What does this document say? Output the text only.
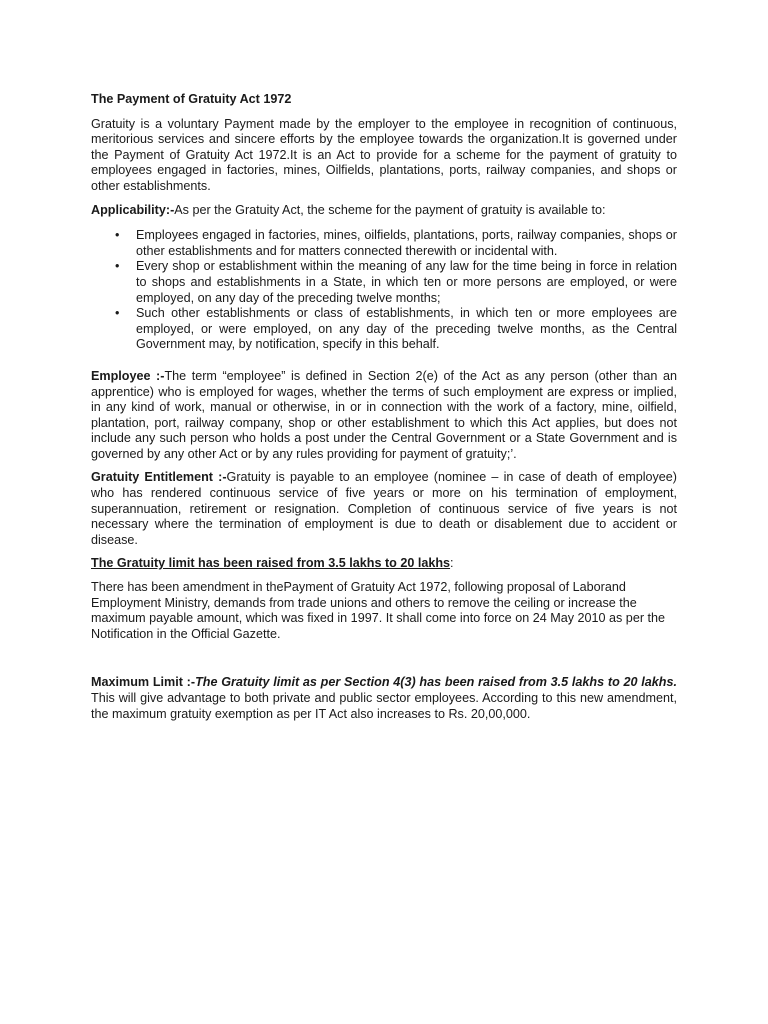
The Payment of Gratuity Act 1972

Gratuity is a voluntary Payment made by the employer to the employee in recognition of continuous, meritorious services and sincere efforts by the employee towards the organization.It is governed under the Payment of Gratuity Act 1972.It is an Act to provide for a scheme for the payment of gratuity to employees engaged in factories, mines, Oilfields, plantations, ports, railway companies, and shops or other establishments.

Applicability:-As per the Gratuity Act, the scheme for the payment of gratuity is available to:

• Employees engaged in factories, mines, oilfields, plantations, ports, railway companies, shops or other establishments and for matters connected therewith or incidental with.
• Every shop or establishment within the meaning of any law for the time being in force in relation to shops and establishments in a State, in which ten or more persons are employed, or were employed, on any day of the preceding twelve months;
• Such other establishments or class of establishments, in which ten or more employees are employed, or were employed, on any day of the preceding twelve months, as the Central Government may, by notification, specify in this behalf.

Employee :-The term “employee” is defined in Section 2(e) of the Act as any person (other than an apprentice) who is employed for wages, whether the terms of such employment are express or implied, in any kind of work, manual or otherwise, in or in connection with the work of a factory, mine, oilfield, plantation, port, railway company, shop or other establishment to which this Act applies, but does not include any such person who holds a post under the Central Government or a State Government and is governed by any other Act or by any rules providing for payment of gratuity;’.

Gratuity Entitlement :-Gratuity is payable to an employee (nominee – in case of death of employee) who has rendered continuous service of five years or more on his termination of employment, superannuation, retirement or resignation. Completion of continuous service of five years is not necessary where the termination of employment is due to death or disablement due to accident or disease.

The Gratuity limit has been raised from 3.5 lakhs to 20 lakhs:

There has been amendment in thePayment of Gratuity Act 1972, following proposal of Laborand Employment Ministry, demands from trade unions and others to remove the ceiling or increase the maximum payable amount, which was fixed in 1997. It shall come into force on 24 May 2010 as per the Notification in the Official Gazette.

Maximum Limit :-The Gratuity limit as per Section 4(3) has been raised from 3.5 lakhs to 20 lakhs. This will give advantage to both private and public sector employees. According to this new amendment, the maximum gratuity exemption as per IT Act also increases to Rs. 20,00,000.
━━━━━━━━━━━━━━━━
#### STATED GOAL:
Pick every line with "does" in it and copy it.

#### SOLUTION TO THIS PROBLEM:
What does this document say? Output the text only.
Employee :-The term “employee” is defined in Section 2(e) of the Act as any person (other than an apprentice) who is employed for wages, whether the terms of such employment are express or implied, in any kind of work, manual or otherwise, in or in connection with the work of a factory, mine, oilfield, plantation, port, railway company, shop or other establishment to which this Act applies, but does not include any such person who holds a post under the Central Government or a State Government and is governed by any other Act or by any rules providing for payment of gratuity;’.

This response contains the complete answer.